> [AIM]: Extract verbatim every line of the material from the line with "UI element localization: list" to the line with "counter-digit (1480, 282, 1511, 337)", including both of those lines.

— Start THE RECORDS —

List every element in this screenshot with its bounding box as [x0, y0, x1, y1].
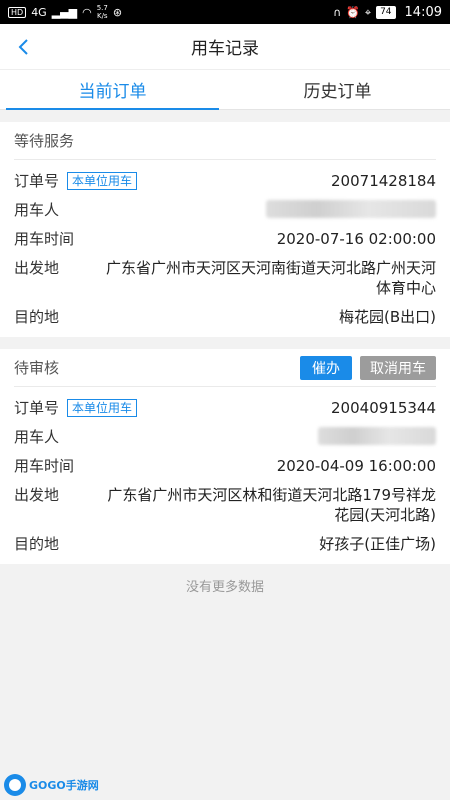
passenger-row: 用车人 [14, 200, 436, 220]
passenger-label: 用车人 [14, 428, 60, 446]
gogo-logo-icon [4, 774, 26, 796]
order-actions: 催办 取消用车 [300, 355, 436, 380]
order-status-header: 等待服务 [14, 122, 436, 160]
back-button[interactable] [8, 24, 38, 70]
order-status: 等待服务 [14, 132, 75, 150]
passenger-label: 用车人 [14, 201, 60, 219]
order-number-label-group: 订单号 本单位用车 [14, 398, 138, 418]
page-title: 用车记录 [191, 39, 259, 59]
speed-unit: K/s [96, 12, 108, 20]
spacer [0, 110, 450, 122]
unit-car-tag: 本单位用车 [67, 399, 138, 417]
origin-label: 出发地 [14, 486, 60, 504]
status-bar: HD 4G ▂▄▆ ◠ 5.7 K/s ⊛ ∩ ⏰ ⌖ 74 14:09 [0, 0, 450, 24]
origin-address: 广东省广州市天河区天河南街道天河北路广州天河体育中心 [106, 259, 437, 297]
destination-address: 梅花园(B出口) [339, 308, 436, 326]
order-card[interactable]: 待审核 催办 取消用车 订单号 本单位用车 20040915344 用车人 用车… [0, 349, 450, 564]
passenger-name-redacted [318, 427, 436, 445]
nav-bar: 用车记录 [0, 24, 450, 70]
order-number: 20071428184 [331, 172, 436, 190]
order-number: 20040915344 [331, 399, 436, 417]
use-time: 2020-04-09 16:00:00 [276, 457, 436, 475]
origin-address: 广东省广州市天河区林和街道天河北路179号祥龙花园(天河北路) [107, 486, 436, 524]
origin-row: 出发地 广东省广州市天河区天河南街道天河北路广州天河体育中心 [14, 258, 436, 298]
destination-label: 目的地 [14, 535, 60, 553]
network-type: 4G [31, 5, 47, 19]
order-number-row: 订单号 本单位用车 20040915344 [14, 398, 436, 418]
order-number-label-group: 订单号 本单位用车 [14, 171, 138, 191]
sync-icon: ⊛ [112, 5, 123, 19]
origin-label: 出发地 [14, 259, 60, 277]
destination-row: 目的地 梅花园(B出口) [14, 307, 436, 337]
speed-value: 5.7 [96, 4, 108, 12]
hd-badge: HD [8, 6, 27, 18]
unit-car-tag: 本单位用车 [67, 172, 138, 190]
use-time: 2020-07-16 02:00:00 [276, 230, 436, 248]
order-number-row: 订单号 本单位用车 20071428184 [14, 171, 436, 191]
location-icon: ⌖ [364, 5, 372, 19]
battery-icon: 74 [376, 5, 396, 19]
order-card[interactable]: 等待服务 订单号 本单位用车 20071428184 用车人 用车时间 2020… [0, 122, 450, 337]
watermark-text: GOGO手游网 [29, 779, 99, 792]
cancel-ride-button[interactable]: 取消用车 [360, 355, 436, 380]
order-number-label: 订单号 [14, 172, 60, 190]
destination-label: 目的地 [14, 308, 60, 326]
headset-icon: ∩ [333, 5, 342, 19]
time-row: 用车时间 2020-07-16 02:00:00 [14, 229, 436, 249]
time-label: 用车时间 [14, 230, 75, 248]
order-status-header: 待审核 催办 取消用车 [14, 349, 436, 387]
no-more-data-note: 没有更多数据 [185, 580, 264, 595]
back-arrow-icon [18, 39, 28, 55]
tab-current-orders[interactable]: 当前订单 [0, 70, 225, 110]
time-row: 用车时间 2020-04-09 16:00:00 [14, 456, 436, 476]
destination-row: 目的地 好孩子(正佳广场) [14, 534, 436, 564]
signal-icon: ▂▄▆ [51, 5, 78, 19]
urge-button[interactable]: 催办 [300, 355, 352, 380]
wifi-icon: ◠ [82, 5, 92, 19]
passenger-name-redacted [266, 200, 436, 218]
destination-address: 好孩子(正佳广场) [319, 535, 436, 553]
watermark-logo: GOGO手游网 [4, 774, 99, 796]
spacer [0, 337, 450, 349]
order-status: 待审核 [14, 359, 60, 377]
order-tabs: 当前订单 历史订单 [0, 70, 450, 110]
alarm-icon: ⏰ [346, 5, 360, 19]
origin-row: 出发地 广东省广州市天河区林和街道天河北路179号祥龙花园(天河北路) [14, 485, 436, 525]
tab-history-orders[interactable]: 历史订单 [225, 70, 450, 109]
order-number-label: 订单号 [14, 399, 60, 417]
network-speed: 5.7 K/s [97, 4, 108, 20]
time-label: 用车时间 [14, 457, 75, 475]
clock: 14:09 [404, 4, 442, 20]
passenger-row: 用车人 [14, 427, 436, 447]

— End THE RECORDS —
— Start THE RECORDS —

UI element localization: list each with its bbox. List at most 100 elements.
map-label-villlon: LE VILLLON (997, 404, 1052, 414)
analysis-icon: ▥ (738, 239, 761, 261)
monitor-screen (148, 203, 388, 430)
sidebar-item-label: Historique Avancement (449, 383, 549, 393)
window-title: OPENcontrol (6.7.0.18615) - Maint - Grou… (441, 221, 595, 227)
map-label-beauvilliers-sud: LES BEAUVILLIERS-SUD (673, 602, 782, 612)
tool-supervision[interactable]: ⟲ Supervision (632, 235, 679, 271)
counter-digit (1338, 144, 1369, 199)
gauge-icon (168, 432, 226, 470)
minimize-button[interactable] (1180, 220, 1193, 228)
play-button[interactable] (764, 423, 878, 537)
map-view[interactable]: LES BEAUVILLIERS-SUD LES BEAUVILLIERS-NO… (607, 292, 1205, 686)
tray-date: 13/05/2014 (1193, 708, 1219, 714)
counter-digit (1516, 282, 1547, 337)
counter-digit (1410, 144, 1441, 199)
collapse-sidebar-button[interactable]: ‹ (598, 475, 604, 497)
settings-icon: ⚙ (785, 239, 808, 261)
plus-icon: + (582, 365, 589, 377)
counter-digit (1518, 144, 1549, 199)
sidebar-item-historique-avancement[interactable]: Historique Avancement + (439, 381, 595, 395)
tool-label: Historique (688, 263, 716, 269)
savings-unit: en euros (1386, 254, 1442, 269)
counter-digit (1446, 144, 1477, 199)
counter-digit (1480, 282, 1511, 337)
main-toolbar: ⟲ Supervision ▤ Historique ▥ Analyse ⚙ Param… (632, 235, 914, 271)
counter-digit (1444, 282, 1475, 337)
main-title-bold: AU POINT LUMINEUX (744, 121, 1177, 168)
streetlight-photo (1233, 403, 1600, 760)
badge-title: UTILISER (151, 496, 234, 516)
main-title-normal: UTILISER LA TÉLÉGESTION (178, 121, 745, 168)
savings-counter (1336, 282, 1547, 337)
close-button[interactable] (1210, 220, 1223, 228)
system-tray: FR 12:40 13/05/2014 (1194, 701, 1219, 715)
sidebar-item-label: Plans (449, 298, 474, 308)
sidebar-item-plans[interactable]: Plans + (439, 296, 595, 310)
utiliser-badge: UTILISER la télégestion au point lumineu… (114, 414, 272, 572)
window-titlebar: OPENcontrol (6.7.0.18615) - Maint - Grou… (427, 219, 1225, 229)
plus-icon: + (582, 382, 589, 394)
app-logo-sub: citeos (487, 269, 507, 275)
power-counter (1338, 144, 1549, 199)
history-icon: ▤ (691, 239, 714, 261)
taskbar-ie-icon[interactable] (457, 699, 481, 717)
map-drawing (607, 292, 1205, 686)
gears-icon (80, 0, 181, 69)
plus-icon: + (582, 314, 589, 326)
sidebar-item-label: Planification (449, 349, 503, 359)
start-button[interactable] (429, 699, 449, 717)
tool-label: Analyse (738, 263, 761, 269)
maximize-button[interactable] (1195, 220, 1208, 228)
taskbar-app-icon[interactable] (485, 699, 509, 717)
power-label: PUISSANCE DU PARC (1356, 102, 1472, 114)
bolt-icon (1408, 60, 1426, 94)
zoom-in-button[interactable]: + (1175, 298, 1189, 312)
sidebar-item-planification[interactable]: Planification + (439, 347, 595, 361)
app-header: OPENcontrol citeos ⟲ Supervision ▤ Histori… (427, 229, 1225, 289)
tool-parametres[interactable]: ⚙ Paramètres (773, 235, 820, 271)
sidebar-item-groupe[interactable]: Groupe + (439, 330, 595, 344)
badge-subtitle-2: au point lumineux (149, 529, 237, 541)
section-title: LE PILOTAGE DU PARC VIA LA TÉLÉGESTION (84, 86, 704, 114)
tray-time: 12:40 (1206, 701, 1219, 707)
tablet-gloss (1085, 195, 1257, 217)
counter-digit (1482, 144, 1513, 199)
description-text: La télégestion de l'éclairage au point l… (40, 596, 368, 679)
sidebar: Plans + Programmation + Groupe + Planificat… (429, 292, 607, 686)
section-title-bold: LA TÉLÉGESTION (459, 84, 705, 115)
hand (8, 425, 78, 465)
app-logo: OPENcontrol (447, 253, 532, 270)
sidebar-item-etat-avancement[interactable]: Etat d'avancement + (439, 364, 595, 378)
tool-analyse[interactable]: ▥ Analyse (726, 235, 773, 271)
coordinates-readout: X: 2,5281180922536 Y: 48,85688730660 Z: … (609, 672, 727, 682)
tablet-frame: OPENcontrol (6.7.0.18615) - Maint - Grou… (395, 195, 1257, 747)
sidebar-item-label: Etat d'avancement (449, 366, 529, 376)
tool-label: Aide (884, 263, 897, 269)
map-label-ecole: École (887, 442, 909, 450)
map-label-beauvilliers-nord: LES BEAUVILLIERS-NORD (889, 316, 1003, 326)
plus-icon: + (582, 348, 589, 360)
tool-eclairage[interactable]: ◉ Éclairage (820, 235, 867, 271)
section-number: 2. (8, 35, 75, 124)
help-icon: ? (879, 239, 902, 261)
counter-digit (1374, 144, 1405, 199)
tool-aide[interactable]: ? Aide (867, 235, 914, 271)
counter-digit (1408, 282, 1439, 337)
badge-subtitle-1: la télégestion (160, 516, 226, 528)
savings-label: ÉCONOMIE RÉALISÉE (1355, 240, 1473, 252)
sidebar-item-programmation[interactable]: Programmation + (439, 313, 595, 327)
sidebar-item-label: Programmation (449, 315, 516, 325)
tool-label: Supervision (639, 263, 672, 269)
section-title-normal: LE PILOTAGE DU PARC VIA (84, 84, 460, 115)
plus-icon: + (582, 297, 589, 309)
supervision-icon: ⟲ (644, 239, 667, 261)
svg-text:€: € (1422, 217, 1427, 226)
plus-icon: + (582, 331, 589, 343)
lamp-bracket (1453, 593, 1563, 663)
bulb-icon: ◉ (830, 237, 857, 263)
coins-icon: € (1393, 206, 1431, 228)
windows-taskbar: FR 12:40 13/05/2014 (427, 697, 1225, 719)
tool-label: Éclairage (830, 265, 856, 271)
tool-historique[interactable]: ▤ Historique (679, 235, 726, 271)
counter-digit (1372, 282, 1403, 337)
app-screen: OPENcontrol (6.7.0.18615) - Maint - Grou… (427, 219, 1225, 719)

— End THE RECORDS —

> [TASK RESULT]:
UI element localization: list each with its bbox. List at most 100 elements.
map-label-villlon: LE VILLLON (997, 404, 1052, 414)
analysis-icon: ▥ (738, 239, 761, 261)
monitor-screen (148, 203, 388, 430)
sidebar-item-label: Historique Avancement (449, 383, 549, 393)
window-title: OPENcontrol (6.7.0.18615) - Maint - Grou… (441, 221, 595, 227)
map-label-beauvilliers-sud: LES BEAUVILLIERS-SUD (673, 602, 782, 612)
tool-supervision[interactable]: ⟲ Supervision (632, 235, 679, 271)
counter-digit (1338, 144, 1369, 199)
gauge-icon (168, 432, 226, 470)
minimize-button[interactable] (1180, 220, 1193, 228)
play-button[interactable] (764, 423, 878, 537)
map-view[interactable]: LES BEAUVILLIERS-SUD LES BEAUVILLIERS-NO… (607, 292, 1205, 686)
tray-date: 13/05/2014 (1193, 708, 1219, 714)
counter-digit (1516, 282, 1547, 337)
counter-digit (1410, 144, 1441, 199)
collapse-sidebar-button[interactable]: ‹ (598, 475, 604, 497)
settings-icon: ⚙ (785, 239, 808, 261)
plus-icon: + (582, 365, 589, 377)
counter-digit (1518, 144, 1549, 199)
sidebar-item-historique-avancement[interactable]: Historique Avancement + (439, 381, 595, 395)
tool-label: Historique (688, 263, 716, 269)
savings-unit: en euros (1386, 254, 1442, 269)
counter-digit (1446, 144, 1477, 199)
counter-digit (1480, 282, 1511, 337)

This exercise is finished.